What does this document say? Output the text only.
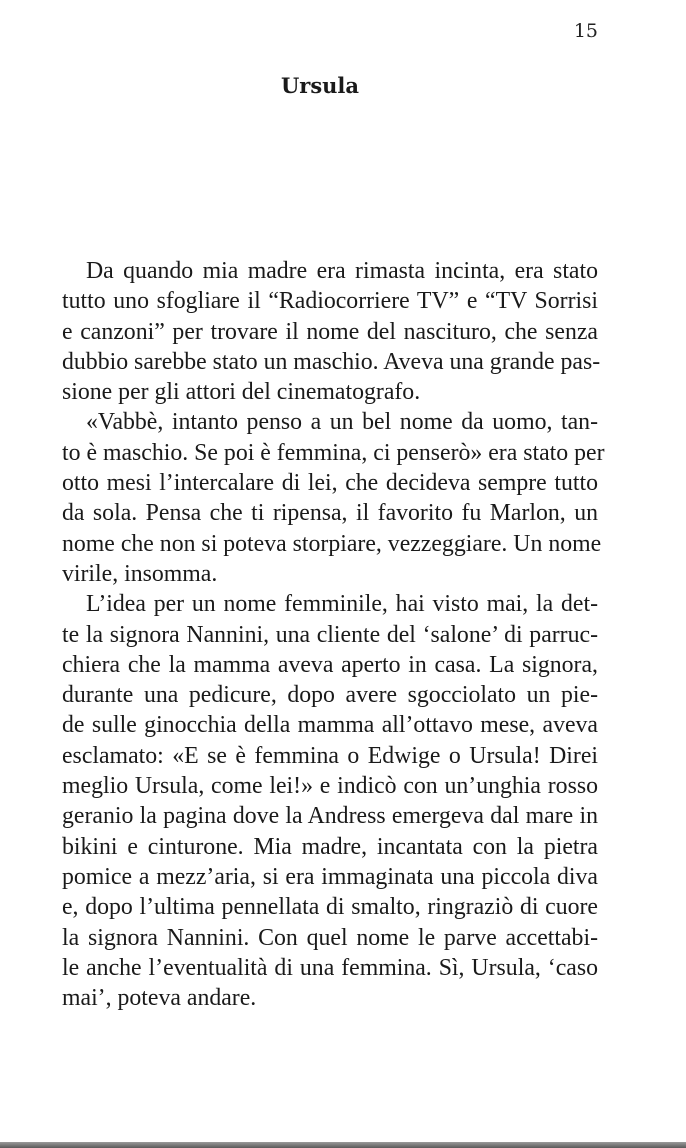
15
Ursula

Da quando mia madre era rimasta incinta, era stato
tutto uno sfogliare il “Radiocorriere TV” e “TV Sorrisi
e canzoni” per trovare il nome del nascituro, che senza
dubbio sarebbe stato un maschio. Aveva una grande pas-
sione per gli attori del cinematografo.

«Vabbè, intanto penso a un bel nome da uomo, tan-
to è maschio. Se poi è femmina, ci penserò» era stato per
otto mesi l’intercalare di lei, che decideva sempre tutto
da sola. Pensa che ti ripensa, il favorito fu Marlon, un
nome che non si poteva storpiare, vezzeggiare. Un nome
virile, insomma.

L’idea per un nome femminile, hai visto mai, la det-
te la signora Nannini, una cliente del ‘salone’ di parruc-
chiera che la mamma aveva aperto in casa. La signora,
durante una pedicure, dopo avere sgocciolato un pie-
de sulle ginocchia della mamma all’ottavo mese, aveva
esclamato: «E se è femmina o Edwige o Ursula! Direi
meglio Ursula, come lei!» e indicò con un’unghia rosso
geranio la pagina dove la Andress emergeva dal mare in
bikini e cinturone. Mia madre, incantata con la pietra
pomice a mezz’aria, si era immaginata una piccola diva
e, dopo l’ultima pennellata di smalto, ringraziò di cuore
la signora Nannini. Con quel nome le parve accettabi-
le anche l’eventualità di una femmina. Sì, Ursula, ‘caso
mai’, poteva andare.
__________
GOAL
From the data, list each line in which the string "Ursula" appears.

EXPECTED OUTPUT
Ursula
esclamato: «E se è femmina o Edwige o Ursula! Direi
meglio Ursula, come lei!» e indicò con un’unghia rosso
le anche l’eventualità di una femmina. Sì, Ursula, ‘caso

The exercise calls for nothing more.